PROBLEM TO SOLVE. Look through the material and copy each line holding "ship".

↓↓↓

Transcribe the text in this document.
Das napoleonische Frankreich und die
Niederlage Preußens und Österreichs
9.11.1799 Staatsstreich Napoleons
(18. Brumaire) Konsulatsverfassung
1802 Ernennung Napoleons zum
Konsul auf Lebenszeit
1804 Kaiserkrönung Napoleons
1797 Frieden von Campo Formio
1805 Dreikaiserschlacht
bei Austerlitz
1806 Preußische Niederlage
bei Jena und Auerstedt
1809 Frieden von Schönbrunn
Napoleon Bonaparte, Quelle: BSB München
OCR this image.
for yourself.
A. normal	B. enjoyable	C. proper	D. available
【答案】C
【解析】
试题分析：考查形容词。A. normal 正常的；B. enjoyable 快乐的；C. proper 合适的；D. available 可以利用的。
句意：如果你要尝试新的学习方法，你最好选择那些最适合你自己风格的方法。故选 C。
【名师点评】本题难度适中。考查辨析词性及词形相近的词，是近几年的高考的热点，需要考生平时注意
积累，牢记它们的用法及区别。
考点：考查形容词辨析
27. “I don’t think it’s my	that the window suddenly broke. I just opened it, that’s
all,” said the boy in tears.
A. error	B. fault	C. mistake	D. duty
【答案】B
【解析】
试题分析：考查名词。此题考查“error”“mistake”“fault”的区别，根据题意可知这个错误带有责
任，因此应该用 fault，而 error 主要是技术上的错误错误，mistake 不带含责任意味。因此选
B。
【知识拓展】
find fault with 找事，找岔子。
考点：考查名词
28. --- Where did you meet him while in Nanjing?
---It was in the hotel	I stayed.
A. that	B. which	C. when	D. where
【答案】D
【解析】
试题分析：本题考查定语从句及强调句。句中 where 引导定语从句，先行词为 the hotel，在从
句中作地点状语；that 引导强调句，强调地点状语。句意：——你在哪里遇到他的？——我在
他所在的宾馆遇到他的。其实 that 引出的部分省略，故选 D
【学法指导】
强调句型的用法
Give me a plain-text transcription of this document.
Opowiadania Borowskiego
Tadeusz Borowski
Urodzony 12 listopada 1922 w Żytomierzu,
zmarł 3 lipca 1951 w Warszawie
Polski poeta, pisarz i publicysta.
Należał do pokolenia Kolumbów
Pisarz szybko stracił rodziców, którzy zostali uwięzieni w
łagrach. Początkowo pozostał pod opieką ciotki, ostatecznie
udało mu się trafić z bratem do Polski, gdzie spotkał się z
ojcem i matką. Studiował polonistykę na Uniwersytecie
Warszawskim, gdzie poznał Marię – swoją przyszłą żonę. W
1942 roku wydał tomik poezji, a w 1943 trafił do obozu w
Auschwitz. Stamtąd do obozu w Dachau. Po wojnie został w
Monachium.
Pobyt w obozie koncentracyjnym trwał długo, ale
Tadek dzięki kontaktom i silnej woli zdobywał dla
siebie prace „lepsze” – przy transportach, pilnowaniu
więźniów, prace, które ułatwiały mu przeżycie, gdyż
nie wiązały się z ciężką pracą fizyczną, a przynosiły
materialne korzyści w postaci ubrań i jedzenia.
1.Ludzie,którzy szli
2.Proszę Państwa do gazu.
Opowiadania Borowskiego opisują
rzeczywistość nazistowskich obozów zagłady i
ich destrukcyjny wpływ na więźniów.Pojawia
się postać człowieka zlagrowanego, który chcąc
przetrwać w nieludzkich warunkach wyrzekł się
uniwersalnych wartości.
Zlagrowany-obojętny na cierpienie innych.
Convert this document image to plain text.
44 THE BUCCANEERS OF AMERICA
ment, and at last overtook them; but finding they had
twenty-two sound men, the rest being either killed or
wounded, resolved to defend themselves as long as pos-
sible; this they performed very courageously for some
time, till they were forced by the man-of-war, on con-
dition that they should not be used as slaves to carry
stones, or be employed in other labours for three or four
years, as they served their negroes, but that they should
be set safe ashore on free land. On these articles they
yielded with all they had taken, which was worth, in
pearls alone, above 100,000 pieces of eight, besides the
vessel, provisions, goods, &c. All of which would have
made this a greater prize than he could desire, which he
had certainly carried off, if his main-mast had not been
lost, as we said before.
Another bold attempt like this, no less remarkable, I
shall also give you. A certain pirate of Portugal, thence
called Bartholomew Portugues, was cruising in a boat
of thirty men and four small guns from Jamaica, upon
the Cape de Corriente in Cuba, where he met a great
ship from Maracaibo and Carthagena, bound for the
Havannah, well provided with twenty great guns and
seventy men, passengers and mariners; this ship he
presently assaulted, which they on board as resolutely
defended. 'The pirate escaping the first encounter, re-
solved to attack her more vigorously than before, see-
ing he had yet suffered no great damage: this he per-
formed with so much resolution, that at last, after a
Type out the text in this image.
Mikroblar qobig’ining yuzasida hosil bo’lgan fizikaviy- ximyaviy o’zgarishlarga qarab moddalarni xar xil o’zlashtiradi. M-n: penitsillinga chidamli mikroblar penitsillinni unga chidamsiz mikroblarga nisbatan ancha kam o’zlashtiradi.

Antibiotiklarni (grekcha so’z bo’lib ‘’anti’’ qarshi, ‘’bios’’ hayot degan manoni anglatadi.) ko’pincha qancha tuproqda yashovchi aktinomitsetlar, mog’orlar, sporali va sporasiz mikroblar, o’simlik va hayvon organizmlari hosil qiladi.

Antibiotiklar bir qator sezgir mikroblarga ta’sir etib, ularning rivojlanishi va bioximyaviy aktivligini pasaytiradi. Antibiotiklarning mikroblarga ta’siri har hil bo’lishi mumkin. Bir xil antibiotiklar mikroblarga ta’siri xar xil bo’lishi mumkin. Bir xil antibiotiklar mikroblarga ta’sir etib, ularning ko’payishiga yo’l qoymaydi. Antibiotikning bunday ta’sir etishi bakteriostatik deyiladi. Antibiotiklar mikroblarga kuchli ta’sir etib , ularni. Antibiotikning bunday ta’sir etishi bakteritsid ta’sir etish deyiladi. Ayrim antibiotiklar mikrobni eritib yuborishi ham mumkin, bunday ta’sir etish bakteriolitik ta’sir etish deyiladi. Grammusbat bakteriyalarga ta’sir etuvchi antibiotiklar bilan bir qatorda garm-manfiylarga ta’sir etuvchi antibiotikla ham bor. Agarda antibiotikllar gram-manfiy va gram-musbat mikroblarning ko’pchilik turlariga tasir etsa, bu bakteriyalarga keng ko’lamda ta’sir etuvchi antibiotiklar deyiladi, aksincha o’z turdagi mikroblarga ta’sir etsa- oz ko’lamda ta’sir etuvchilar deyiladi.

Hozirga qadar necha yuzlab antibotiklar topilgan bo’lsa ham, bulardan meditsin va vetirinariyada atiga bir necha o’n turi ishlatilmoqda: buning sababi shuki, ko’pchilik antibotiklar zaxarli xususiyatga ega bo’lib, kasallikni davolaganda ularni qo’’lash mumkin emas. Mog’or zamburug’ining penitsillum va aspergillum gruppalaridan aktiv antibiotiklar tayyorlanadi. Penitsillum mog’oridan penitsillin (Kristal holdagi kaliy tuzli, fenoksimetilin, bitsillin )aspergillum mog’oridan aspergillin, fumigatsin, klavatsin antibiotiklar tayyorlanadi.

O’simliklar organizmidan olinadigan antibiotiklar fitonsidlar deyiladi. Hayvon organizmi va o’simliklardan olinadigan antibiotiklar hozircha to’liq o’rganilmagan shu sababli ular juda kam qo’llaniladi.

↑↑↑

TASK RESPONSE.
ship from Maracaibo and Carthagena, bound for the
seventy men, passengers and mariners; this ship he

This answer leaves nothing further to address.